-------- Material to process --------

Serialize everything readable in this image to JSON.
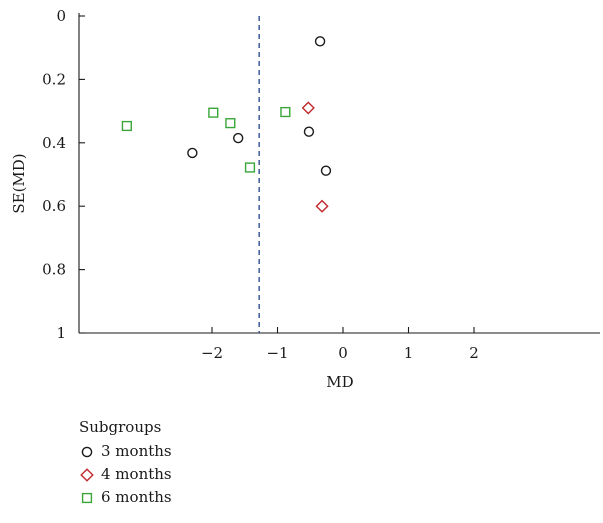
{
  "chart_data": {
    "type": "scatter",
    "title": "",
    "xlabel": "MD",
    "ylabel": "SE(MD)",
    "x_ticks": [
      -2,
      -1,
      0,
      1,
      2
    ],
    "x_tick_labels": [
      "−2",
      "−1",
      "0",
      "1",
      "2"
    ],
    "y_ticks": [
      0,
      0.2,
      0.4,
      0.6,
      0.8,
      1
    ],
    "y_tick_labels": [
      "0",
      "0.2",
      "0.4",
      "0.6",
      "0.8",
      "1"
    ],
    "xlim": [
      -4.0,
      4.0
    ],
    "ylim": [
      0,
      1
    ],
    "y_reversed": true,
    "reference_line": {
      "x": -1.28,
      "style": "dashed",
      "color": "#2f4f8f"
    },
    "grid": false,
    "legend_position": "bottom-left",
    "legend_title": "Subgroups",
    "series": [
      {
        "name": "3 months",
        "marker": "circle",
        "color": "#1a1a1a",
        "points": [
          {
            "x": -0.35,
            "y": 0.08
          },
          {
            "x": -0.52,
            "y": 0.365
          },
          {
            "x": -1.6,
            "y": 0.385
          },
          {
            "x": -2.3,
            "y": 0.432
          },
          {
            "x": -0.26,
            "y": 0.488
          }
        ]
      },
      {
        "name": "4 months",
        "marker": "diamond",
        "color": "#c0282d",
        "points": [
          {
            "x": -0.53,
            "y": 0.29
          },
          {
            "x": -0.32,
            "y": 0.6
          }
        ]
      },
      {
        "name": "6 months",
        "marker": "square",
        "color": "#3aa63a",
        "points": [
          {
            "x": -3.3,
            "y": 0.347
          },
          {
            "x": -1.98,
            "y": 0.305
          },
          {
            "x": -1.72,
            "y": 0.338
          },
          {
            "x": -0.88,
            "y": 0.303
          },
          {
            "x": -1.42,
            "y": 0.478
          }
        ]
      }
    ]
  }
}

--------

# What the task requires
Gather every line from the entries above where the word "months" appears, and copy them.

# Answer to the task
        "name": "3 months",
        "name": "4 months",
        "name": "6 months",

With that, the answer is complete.